**Direction**
Keep only the lines that hold the string "JSON", filtering out the rest of the entries below.

**Data to process**
****************************************

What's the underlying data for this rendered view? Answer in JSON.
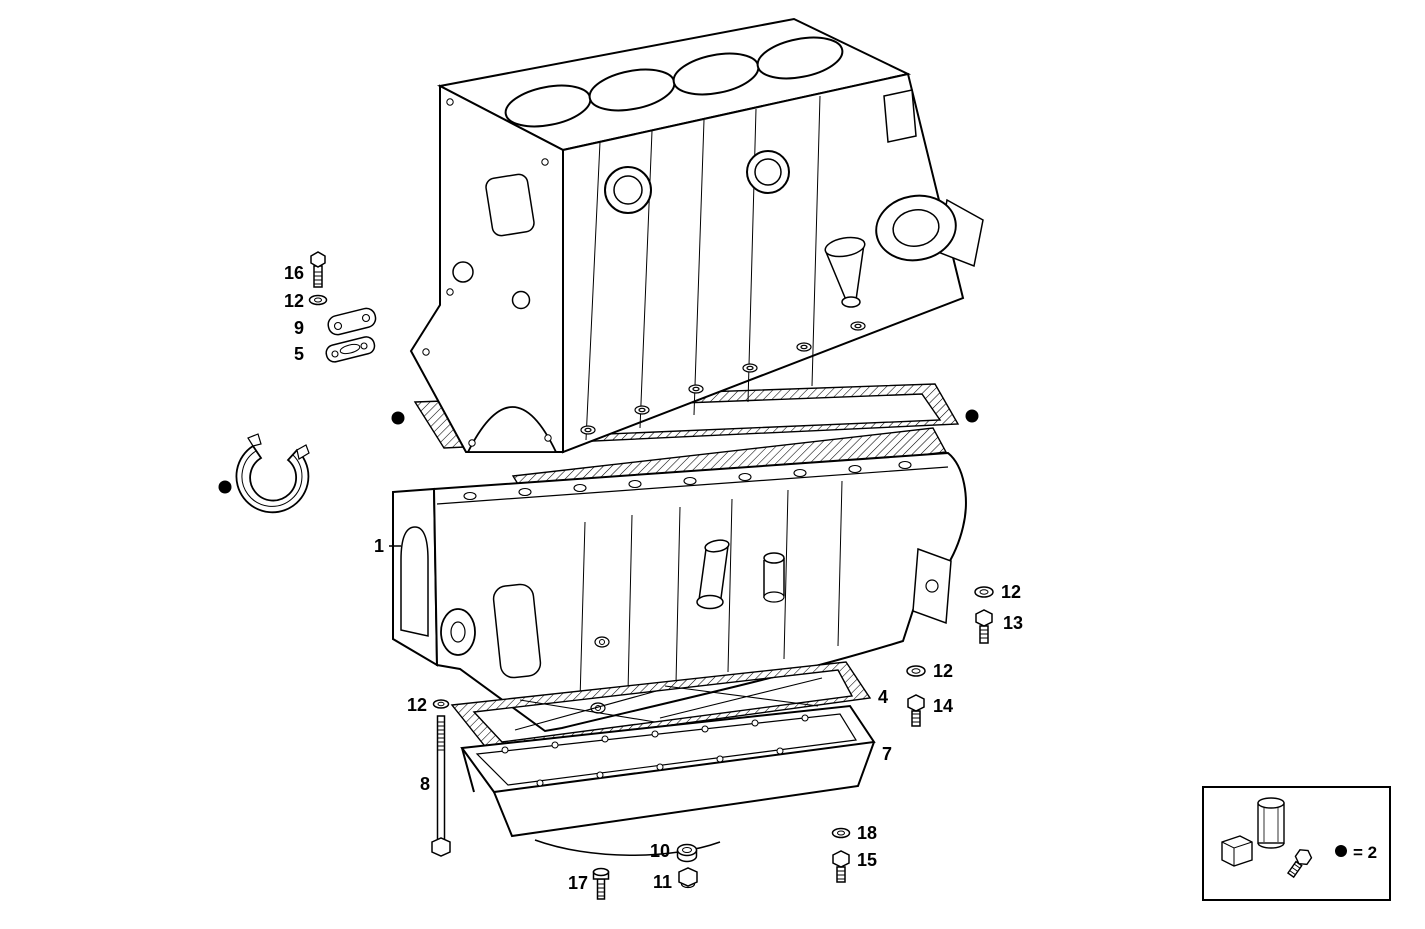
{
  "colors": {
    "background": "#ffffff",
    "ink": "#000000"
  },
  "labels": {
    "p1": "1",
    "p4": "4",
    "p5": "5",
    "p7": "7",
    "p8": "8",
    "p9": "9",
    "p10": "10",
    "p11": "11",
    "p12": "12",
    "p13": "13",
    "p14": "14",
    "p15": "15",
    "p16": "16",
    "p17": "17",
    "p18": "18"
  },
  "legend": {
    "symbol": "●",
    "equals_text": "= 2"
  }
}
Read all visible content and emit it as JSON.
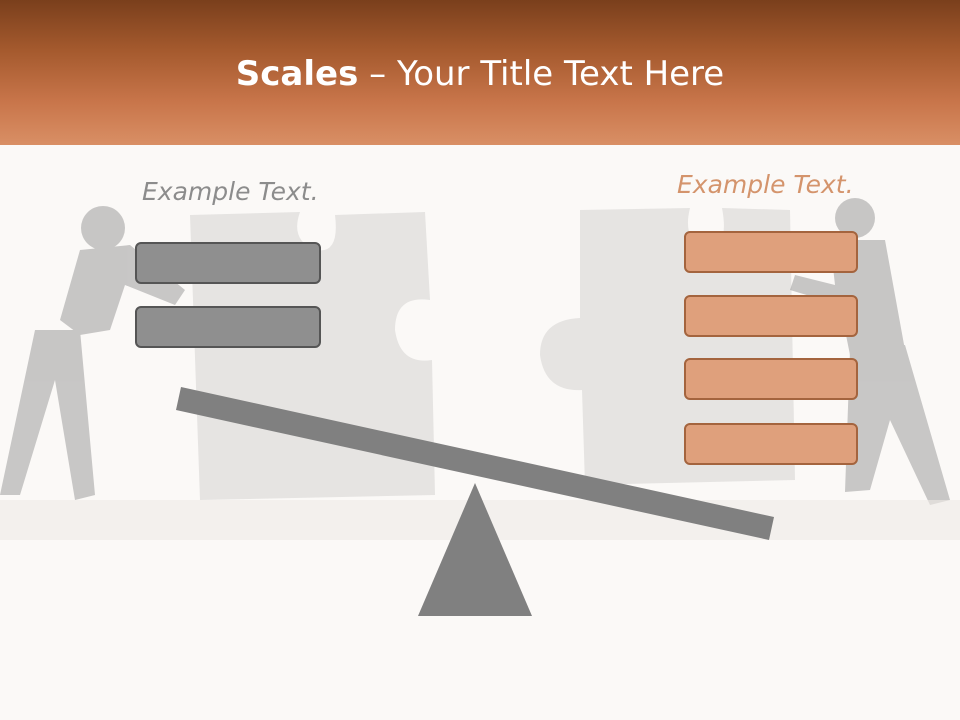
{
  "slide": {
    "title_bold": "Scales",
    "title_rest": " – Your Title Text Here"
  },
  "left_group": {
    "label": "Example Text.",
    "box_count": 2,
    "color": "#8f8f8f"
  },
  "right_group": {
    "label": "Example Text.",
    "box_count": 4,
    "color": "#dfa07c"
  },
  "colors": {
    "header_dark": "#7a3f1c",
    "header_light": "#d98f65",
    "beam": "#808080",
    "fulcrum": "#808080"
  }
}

****************************************

**In response**
What's the underlying data for this rendered view? Answer in JSON.
Read all visible content and emit it as JSON.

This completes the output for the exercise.